Rewrite the items below, replacing every occurrence of "y-tick-label" with "y-axis-tick" and leaving everything else unchanged. Omit the pictures from your answer.

## Element position data
════════════════
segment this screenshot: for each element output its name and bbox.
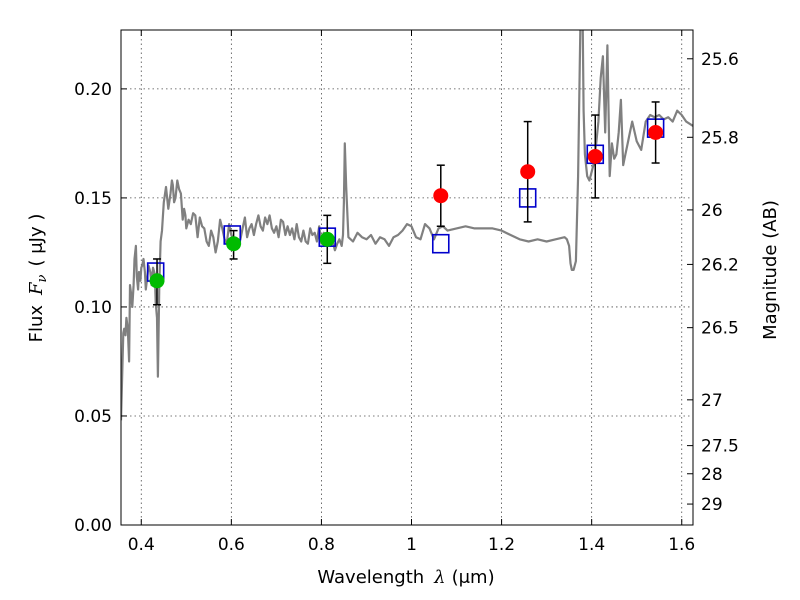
y2-tick-label: 25.6 <box>701 50 739 70</box>
x-tick-label: 0.4 <box>128 535 155 555</box>
x-axis-title: Wavelength λ (μm) <box>317 567 494 588</box>
observed-flux-point <box>648 124 664 140</box>
y2-tick-label: 28 <box>701 465 723 485</box>
observed-flux-point <box>520 164 536 180</box>
model-spectrum-layer <box>121 30 693 421</box>
observed-flux-point <box>226 236 242 252</box>
y-tick-label: 0.20 <box>74 80 112 100</box>
plot-frame <box>120 29 694 526</box>
y2-axis-title: Magnitude (AB) <box>760 200 781 340</box>
y-tick-label: 0.10 <box>74 298 112 318</box>
observed-flux-point <box>319 231 335 247</box>
y2-tick-label: 25.8 <box>701 128 739 148</box>
y-tick-label: 0.15 <box>74 189 112 209</box>
y-axis-title: FluxFν( μJy ) <box>26 214 50 343</box>
y2-tick-label: 26.2 <box>701 255 739 275</box>
x-tick-label: 1.2 <box>488 535 515 555</box>
x-tick-label: 1.4 <box>578 535 605 555</box>
data-points-layer <box>146 101 665 306</box>
y2-tick-label: 27 <box>701 391 723 411</box>
y-tick-label: 0.05 <box>74 407 112 427</box>
grid-lines <box>121 30 693 526</box>
axis-ticks: 0.4 0.6 0.8 1 1.2 1.4 1.6 0.00 0.05 0.10 0.15 0.20 2… <box>74 30 739 555</box>
observed-flux-point <box>149 273 165 289</box>
x-tick-label: 0.8 <box>308 535 335 555</box>
y2-tick-label: 27.5 <box>701 437 739 457</box>
x-tick-label: 1 <box>406 535 417 555</box>
observed-flux-point <box>433 188 449 204</box>
y2-tick-label: 26 <box>701 201 723 221</box>
y2-tick-label: 26.5 <box>701 319 739 339</box>
model-spectrum-line <box>121 30 693 421</box>
observed-flux-point <box>587 148 603 164</box>
x-tick-label: 1.6 <box>668 535 695 555</box>
y-tick-label: 0.00 <box>74 516 112 536</box>
y2-tick-label: 29 <box>701 495 723 515</box>
model-photometry-square <box>431 233 450 254</box>
x-tick-label: 0.6 <box>218 535 245 555</box>
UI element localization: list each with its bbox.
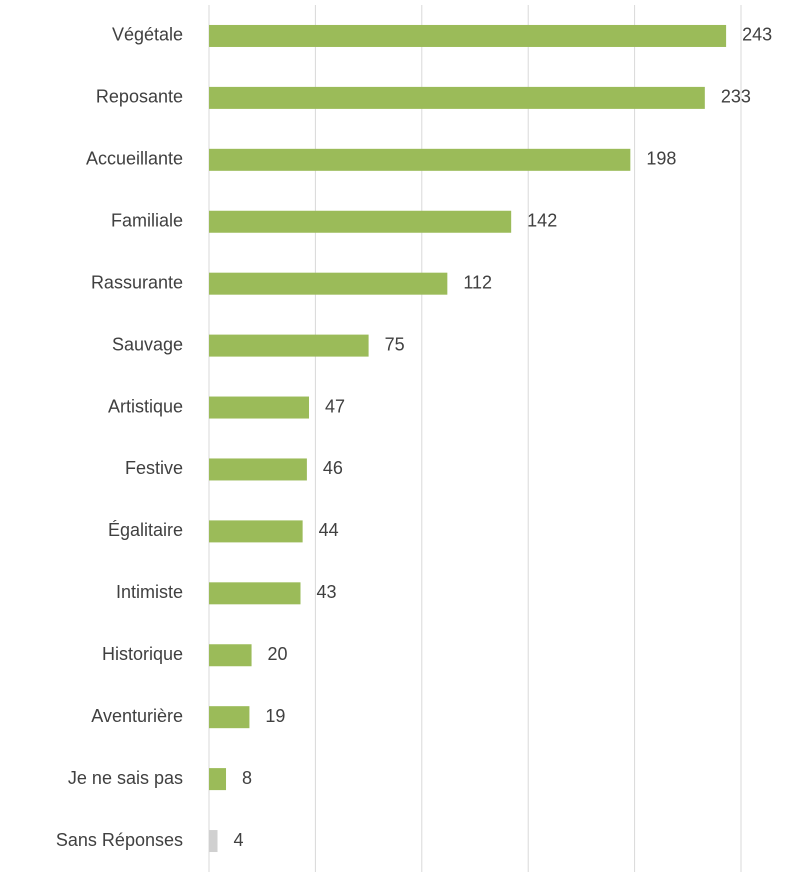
value-label: 43 [317, 582, 337, 602]
y-tick-label: Végétale [112, 25, 183, 45]
y-tick-label: Artistique [108, 396, 183, 416]
bar [209, 830, 218, 853]
y-tick-label: Intimiste [116, 582, 183, 602]
value-label: 112 [463, 272, 492, 292]
y-tick-label: Aventurière [91, 706, 183, 726]
y-tick-label: Sans Réponses [56, 830, 183, 850]
value-label: 243 [742, 25, 772, 45]
value-label: 4 [234, 830, 244, 850]
bar [209, 706, 250, 729]
y-tick-label: Festive [125, 458, 183, 478]
bar [209, 520, 303, 543]
y-tick-label: Égalitaire [108, 520, 183, 540]
bar [209, 768, 227, 791]
value-label: 44 [319, 520, 339, 540]
value-label: 47 [325, 396, 345, 416]
value-label: 233 [721, 87, 751, 107]
bar [209, 24, 727, 47]
bar [209, 86, 705, 109]
y-tick-label: Sauvage [112, 334, 183, 354]
value-label: 198 [646, 149, 676, 169]
y-tick-label: Rassurante [91, 272, 183, 292]
y-tick-label: Je ne sais pas [68, 768, 183, 788]
value-label: 20 [268, 644, 288, 664]
value-label: 19 [265, 706, 285, 726]
bar [209, 458, 307, 481]
bar [209, 334, 369, 357]
bar [209, 644, 252, 667]
y-tick-label: Familiale [111, 211, 183, 231]
value-label: 8 [242, 768, 252, 788]
bar [209, 148, 631, 171]
bar [209, 210, 512, 233]
bar [209, 582, 301, 605]
y-tick-label: Reposante [96, 87, 183, 107]
y-tick-label: Historique [102, 644, 183, 664]
value-label: 46 [323, 458, 343, 478]
bar [209, 272, 448, 295]
value-label: 142 [527, 211, 557, 231]
y-tick-label: Accueillante [86, 149, 183, 169]
value-label: 75 [385, 334, 405, 354]
bar [209, 396, 310, 419]
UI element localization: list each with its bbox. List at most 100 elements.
════════════════
## Exercise output
segment this screenshot: for each element output its name and bbox.
y2-tick-label: 25.6 <box>701 50 739 70</box>
x-tick-label: 0.4 <box>128 535 155 555</box>
x-axis-title: Wavelength λ (μm) <box>317 567 494 588</box>
observed-flux-point <box>648 124 664 140</box>
y2-tick-label: 28 <box>701 465 723 485</box>
observed-flux-point <box>520 164 536 180</box>
model-spectrum-layer <box>121 30 693 421</box>
observed-flux-point <box>226 236 242 252</box>
y-axis-tick: 0.20 <box>74 80 112 100</box>
plot-frame <box>120 29 694 526</box>
y2-axis-title: Magnitude (AB) <box>760 200 781 340</box>
y-axis-tick: 0.10 <box>74 298 112 318</box>
observed-flux-point <box>319 231 335 247</box>
y2-tick-label: 25.8 <box>701 128 739 148</box>
y-axis-tick: 0.15 <box>74 189 112 209</box>
y-axis-title: FluxFν( μJy ) <box>26 214 50 343</box>
y2-tick-label: 26.2 <box>701 255 739 275</box>
x-tick-label: 1.2 <box>488 535 515 555</box>
x-tick-label: 1.4 <box>578 535 605 555</box>
data-points-layer <box>146 101 665 306</box>
y2-tick-label: 27 <box>701 391 723 411</box>
y-axis-tick: 0.05 <box>74 407 112 427</box>
grid-lines <box>121 30 693 526</box>
axis-ticks: 0.4 0.6 0.8 1 1.2 1.4 1.6 0.00 0.05 0.10 0.15 0.20 2… <box>74 30 739 555</box>
observed-flux-point <box>149 273 165 289</box>
x-tick-label: 0.8 <box>308 535 335 555</box>
y2-tick-label: 27.5 <box>701 437 739 457</box>
x-tick-label: 1 <box>406 535 417 555</box>
observed-flux-point <box>433 188 449 204</box>
y2-tick-label: 26 <box>701 201 723 221</box>
y2-tick-label: 26.5 <box>701 319 739 339</box>
model-spectrum-line <box>121 30 693 421</box>
observed-flux-point <box>587 148 603 164</box>
x-tick-label: 1.6 <box>668 535 695 555</box>
y-axis-tick: 0.00 <box>74 516 112 536</box>
y2-tick-label: 29 <box>701 495 723 515</box>
model-photometry-square <box>431 233 450 254</box>
x-tick-label: 0.6 <box>218 535 245 555</box>
UI element localization: list each with its bbox.
value-label: 43 [317, 582, 337, 602]
y-axis-tick: Végétale [112, 25, 183, 45]
y-axis-tick: Artistique [108, 396, 183, 416]
bar [209, 830, 218, 853]
y-axis-tick: Intimiste [116, 582, 183, 602]
value-label: 112 [463, 272, 492, 292]
y-axis-tick: Aventurière [91, 706, 183, 726]
y-axis-tick: Sans Réponses [56, 830, 183, 850]
value-label: 243 [742, 25, 772, 45]
value-label: 4 [234, 830, 244, 850]
bar [209, 706, 250, 729]
y-axis-tick: Festive [125, 458, 183, 478]
bar [209, 520, 303, 543]
y-axis-tick: Égalitaire [108, 520, 183, 540]
bar [209, 768, 227, 791]
value-label: 44 [319, 520, 339, 540]
value-label: 47 [325, 396, 345, 416]
value-label: 233 [721, 87, 751, 107]
bar [209, 24, 727, 47]
bar [209, 86, 705, 109]
y-axis-tick: Sauvage [112, 334, 183, 354]
value-label: 198 [646, 149, 676, 169]
y-axis-tick: Rassurante [91, 272, 183, 292]
y-axis-tick: Je ne sais pas [68, 768, 183, 788]
value-label: 20 [268, 644, 288, 664]
value-label: 19 [265, 706, 285, 726]
bar [209, 458, 307, 481]
bar [209, 334, 369, 357]
bar [209, 644, 252, 667]
y-axis-tick: Familiale [111, 211, 183, 231]
value-label: 8 [242, 768, 252, 788]
bar [209, 148, 631, 171]
bar [209, 210, 512, 233]
bar [209, 582, 301, 605]
y-axis-tick: Reposante [96, 87, 183, 107]
y-axis-tick: Historique [102, 644, 183, 664]
value-label: 46 [323, 458, 343, 478]
bar [209, 272, 448, 295]
value-label: 142 [527, 211, 557, 231]
y-axis-tick: Accueillante [86, 149, 183, 169]
value-label: 75 [385, 334, 405, 354]
bar [209, 396, 310, 419]
UI element localization: list each with its bbox. List at most 100 elements.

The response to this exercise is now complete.